* **EXERCISE DETAILS**
Reproduce the data in its entirety, exactly as supplied.
**** MATERIALS PROVIDED ****
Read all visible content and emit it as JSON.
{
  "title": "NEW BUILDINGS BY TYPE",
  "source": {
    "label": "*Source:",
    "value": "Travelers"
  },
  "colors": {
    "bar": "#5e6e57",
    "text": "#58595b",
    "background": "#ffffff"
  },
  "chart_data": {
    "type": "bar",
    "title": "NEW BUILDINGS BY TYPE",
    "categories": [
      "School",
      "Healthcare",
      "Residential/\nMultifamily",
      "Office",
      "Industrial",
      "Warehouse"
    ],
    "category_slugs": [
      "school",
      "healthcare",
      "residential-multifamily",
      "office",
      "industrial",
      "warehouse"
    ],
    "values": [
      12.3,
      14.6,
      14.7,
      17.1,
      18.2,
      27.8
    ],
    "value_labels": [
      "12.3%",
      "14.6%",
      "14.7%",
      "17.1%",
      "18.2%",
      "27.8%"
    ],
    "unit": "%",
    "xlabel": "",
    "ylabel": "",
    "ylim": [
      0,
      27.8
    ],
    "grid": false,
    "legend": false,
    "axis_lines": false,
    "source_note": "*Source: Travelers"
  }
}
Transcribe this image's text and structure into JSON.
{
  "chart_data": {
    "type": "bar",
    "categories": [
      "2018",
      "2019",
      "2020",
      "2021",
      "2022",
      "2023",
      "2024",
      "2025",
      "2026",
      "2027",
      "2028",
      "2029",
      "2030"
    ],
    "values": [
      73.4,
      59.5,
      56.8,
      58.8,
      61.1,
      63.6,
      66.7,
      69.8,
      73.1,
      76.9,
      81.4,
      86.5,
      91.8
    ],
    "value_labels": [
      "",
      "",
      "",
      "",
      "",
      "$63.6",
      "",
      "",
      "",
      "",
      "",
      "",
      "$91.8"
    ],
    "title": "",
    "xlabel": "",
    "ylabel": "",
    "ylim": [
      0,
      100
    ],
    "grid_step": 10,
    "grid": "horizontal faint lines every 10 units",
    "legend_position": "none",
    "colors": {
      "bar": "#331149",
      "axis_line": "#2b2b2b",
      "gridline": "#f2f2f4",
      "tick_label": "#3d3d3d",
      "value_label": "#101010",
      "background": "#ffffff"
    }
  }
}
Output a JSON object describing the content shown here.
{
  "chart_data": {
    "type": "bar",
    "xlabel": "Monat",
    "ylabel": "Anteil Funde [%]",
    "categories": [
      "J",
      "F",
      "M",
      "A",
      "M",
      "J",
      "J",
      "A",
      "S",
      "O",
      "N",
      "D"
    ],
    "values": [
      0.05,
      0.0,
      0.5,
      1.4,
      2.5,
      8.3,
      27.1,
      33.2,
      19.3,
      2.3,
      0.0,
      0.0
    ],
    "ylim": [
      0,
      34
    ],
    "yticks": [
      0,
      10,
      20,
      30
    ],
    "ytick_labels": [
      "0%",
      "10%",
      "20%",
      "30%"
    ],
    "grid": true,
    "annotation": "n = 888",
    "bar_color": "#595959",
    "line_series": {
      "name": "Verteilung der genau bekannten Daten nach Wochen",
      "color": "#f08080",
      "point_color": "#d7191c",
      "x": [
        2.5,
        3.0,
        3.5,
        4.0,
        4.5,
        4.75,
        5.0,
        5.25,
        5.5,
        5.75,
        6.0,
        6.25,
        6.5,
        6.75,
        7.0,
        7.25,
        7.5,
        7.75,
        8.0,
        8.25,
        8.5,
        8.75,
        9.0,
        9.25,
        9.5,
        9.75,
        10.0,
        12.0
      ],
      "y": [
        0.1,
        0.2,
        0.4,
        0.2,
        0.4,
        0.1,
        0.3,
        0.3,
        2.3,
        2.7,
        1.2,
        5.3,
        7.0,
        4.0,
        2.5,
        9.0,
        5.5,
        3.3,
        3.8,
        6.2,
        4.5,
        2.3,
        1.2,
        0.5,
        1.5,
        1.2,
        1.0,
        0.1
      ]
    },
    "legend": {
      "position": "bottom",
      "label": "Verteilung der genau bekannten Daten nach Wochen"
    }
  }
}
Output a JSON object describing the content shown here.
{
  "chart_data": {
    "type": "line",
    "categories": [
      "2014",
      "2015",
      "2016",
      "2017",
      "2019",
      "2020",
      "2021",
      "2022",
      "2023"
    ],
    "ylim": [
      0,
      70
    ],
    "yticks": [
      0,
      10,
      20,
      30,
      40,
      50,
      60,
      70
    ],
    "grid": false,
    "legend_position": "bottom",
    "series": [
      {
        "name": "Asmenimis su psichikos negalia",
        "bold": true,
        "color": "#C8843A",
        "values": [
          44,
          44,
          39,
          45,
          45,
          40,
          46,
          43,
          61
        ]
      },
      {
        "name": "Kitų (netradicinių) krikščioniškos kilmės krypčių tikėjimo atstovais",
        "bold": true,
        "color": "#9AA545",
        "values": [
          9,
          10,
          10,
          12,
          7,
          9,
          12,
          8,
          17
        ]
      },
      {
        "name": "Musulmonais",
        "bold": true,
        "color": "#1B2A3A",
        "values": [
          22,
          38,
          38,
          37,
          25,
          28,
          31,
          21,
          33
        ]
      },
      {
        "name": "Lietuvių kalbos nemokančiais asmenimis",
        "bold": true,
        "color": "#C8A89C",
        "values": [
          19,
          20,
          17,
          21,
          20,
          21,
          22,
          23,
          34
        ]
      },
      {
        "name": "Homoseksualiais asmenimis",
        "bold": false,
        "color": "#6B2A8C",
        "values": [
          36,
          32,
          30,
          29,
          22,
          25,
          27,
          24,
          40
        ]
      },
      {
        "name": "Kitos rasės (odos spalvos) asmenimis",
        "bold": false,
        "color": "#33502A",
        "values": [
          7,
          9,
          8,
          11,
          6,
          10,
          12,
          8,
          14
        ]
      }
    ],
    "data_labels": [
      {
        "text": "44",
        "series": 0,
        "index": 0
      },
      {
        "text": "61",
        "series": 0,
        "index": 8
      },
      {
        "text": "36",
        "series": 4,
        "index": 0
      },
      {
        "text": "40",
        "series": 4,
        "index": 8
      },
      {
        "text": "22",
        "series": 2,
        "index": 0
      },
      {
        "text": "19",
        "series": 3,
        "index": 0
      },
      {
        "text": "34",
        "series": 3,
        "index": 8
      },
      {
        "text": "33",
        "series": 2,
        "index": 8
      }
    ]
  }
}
****
* **COMPLETE OUTPUT**
Read all visible content and emit it as JSON.
{
  "title": "NEW BUILDINGS BY TYPE",
  "source": {
    "label": "*Source:",
    "value": "Travelers"
  },
  "colors": {
    "bar": "#5e6e57",
    "text": "#58595b",
    "background": "#ffffff"
  },
  "chart_data": {
    "type": "bar",
    "title": "NEW BUILDINGS BY TYPE",
    "categories": [
      "School",
      "Healthcare",
      "Residential/\nMultifamily",
      "Office",
      "Industrial",
      "Warehouse"
    ],
    "category_slugs": [
      "school",
      "healthcare",
      "residential-multifamily",
      "office",
      "industrial",
      "warehouse"
    ],
    "values": [
      12.3,
      14.6,
      14.7,
      17.1,
      18.2,
      27.8
    ],
    "value_labels": [
      "12.3%",
      "14.6%",
      "14.7%",
      "17.1%",
      "18.2%",
      "27.8%"
    ],
    "unit": "%",
    "xlabel": "",
    "ylabel": "",
    "ylim": [
      0,
      27.8
    ],
    "grid": false,
    "legend": false,
    "axis_lines": false,
    "source_note": "*Source: Travelers"
  }
}
Transcribe this image's text and structure into JSON.
{
  "chart_data": {
    "type": "bar",
    "categories": [
      "2018",
      "2019",
      "2020",
      "2021",
      "2022",
      "2023",
      "2024",
      "2025",
      "2026",
      "2027",
      "2028",
      "2029",
      "2030"
    ],
    "values": [
      73.4,
      59.5,
      56.8,
      58.8,
      61.1,
      63.6,
      66.7,
      69.8,
      73.1,
      76.9,
      81.4,
      86.5,
      91.8
    ],
    "value_labels": [
      "",
      "",
      "",
      "",
      "",
      "$63.6",
      "",
      "",
      "",
      "",
      "",
      "",
      "$91.8"
    ],
    "title": "",
    "xlabel": "",
    "ylabel": "",
    "ylim": [
      0,
      100
    ],
    "grid_step": 10,
    "grid": "horizontal faint lines every 10 units",
    "legend_position": "none",
    "colors": {
      "bar": "#331149",
      "axis_line": "#2b2b2b",
      "gridline": "#f2f2f4",
      "tick_label": "#3d3d3d",
      "value_label": "#101010",
      "background": "#ffffff"
    }
  }
}
Output a JSON object describing the content shown here.
{
  "chart_data": {
    "type": "bar",
    "xlabel": "Monat",
    "ylabel": "Anteil Funde [%]",
    "categories": [
      "J",
      "F",
      "M",
      "A",
      "M",
      "J",
      "J",
      "A",
      "S",
      "O",
      "N",
      "D"
    ],
    "values": [
      0.05,
      0.0,
      0.5,
      1.4,
      2.5,
      8.3,
      27.1,
      33.2,
      19.3,
      2.3,
      0.0,
      0.0
    ],
    "ylim": [
      0,
      34
    ],
    "yticks": [
      0,
      10,
      20,
      30
    ],
    "ytick_labels": [
      "0%",
      "10%",
      "20%",
      "30%"
    ],
    "grid": true,
    "annotation": "n = 888",
    "bar_color": "#595959",
    "line_series": {
      "name": "Verteilung der genau bekannten Daten nach Wochen",
      "color": "#f08080",
      "point_color": "#d7191c",
      "x": [
        2.5,
        3.0,
        3.5,
        4.0,
        4.5,
        4.75,
        5.0,
        5.25,
        5.5,
        5.75,
        6.0,
        6.25,
        6.5,
        6.75,
        7.0,
        7.25,
        7.5,
        7.75,
        8.0,
        8.25,
        8.5,
        8.75,
        9.0,
        9.25,
        9.5,
        9.75,
        10.0,
        12.0
      ],
      "y": [
        0.1,
        0.2,
        0.4,
        0.2,
        0.4,
        0.1,
        0.3,
        0.3,
        2.3,
        2.7,
        1.2,
        5.3,
        7.0,
        4.0,
        2.5,
        9.0,
        5.5,
        3.3,
        3.8,
        6.2,
        4.5,
        2.3,
        1.2,
        0.5,
        1.5,
        1.2,
        1.0,
        0.1
      ]
    },
    "legend": {
      "position": "bottom",
      "label": "Verteilung der genau bekannten Daten nach Wochen"
    }
  }
}
Output a JSON object describing the content shown here.
{
  "chart_data": {
    "type": "line",
    "categories": [
      "2014",
      "2015",
      "2016",
      "2017",
      "2019",
      "2020",
      "2021",
      "2022",
      "2023"
    ],
    "ylim": [
      0,
      70
    ],
    "yticks": [
      0,
      10,
      20,
      30,
      40,
      50,
      60,
      70
    ],
    "grid": false,
    "legend_position": "bottom",
    "series": [
      {
        "name": "Asmenimis su psichikos negalia",
        "bold": true,
        "color": "#C8843A",
        "values": [
          44,
          44,
          39,
          45,
          45,
          40,
          46,
          43,
          61
        ]
      },
      {
        "name": "Kitų (netradicinių) krikščioniškos kilmės krypčių tikėjimo atstovais",
        "bold": true,
        "color": "#9AA545",
        "values": [
          9,
          10,
          10,
          12,
          7,
          9,
          12,
          8,
          17
        ]
      },
      {
        "name": "Musulmonais",
        "bold": true,
        "color": "#1B2A3A",
        "values": [
          22,
          38,
          38,
          37,
          25,
          28,
          31,
          21,
          33
        ]
      },
      {
        "name": "Lietuvių kalbos nemokančiais asmenimis",
        "bold": true,
        "color": "#C8A89C",
        "values": [
          19,
          20,
          17,
          21,
          20,
          21,
          22,
          23,
          34
        ]
      },
      {
        "name": "Homoseksualiais asmenimis",
        "bold": false,
        "color": "#6B2A8C",
        "values": [
          36,
          32,
          30,
          29,
          22,
          25,
          27,
          24,
          40
        ]
      },
      {
        "name": "Kitos rasės (odos spalvos) asmenimis",
        "bold": false,
        "color": "#33502A",
        "values": [
          7,
          9,
          8,
          11,
          6,
          10,
          12,
          8,
          14
        ]
      }
    ],
    "data_labels": [
      {
        "text": "44",
        "series": 0,
        "index": 0
      },
      {
        "text": "61",
        "series": 0,
        "index": 8
      },
      {
        "text": "36",
        "series": 4,
        "index": 0
      },
      {
        "text": "40",
        "series": 4,
        "index": 8
      },
      {
        "text": "22",
        "series": 2,
        "index": 0
      },
      {
        "text": "19",
        "series": 3,
        "index": 0
      },
      {
        "text": "34",
        "series": 3,
        "index": 8
      },
      {
        "text": "33",
        "series": 2,
        "index": 8
      }
    ]
  }
}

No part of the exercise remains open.